THE INPUT:

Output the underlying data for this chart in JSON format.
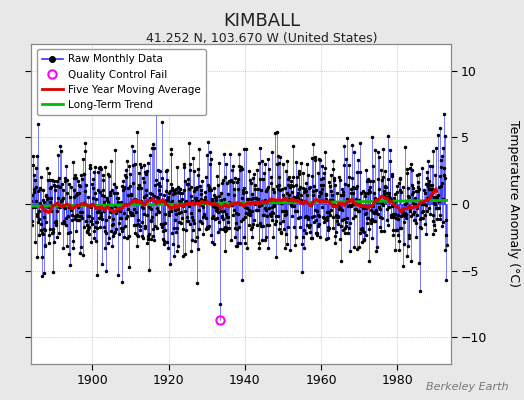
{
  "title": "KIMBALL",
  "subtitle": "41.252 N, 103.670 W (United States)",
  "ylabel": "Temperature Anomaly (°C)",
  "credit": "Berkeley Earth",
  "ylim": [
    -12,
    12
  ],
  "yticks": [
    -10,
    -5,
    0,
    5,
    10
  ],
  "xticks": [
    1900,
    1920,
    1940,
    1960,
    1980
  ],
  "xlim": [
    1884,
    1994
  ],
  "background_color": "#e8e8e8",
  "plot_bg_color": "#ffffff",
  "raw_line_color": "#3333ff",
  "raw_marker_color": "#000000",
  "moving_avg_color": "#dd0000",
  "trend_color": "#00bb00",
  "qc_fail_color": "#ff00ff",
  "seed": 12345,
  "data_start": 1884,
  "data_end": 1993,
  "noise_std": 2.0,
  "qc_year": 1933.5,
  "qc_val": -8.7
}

PROBLEM DESCRIPTION:
Transcribe the full listing character for character. Pictures are excluded.

ANSWER FOR THE TASK:
Output the underlying data for this chart in JSON format.
{
  "title": "KIMBALL",
  "subtitle": "41.252 N, 103.670 W (United States)",
  "ylabel": "Temperature Anomaly (°C)",
  "credit": "Berkeley Earth",
  "ylim": [
    -12,
    12
  ],
  "yticks": [
    -10,
    -5,
    0,
    5,
    10
  ],
  "xticks": [
    1900,
    1920,
    1940,
    1960,
    1980
  ],
  "xlim": [
    1884,
    1994
  ],
  "background_color": "#e8e8e8",
  "plot_bg_color": "#ffffff",
  "raw_line_color": "#3333ff",
  "raw_marker_color": "#000000",
  "moving_avg_color": "#dd0000",
  "trend_color": "#00bb00",
  "qc_fail_color": "#ff00ff",
  "seed": 12345,
  "data_start": 1884,
  "data_end": 1993,
  "noise_std": 2.0,
  "qc_year": 1933.5,
  "qc_val": -8.7
}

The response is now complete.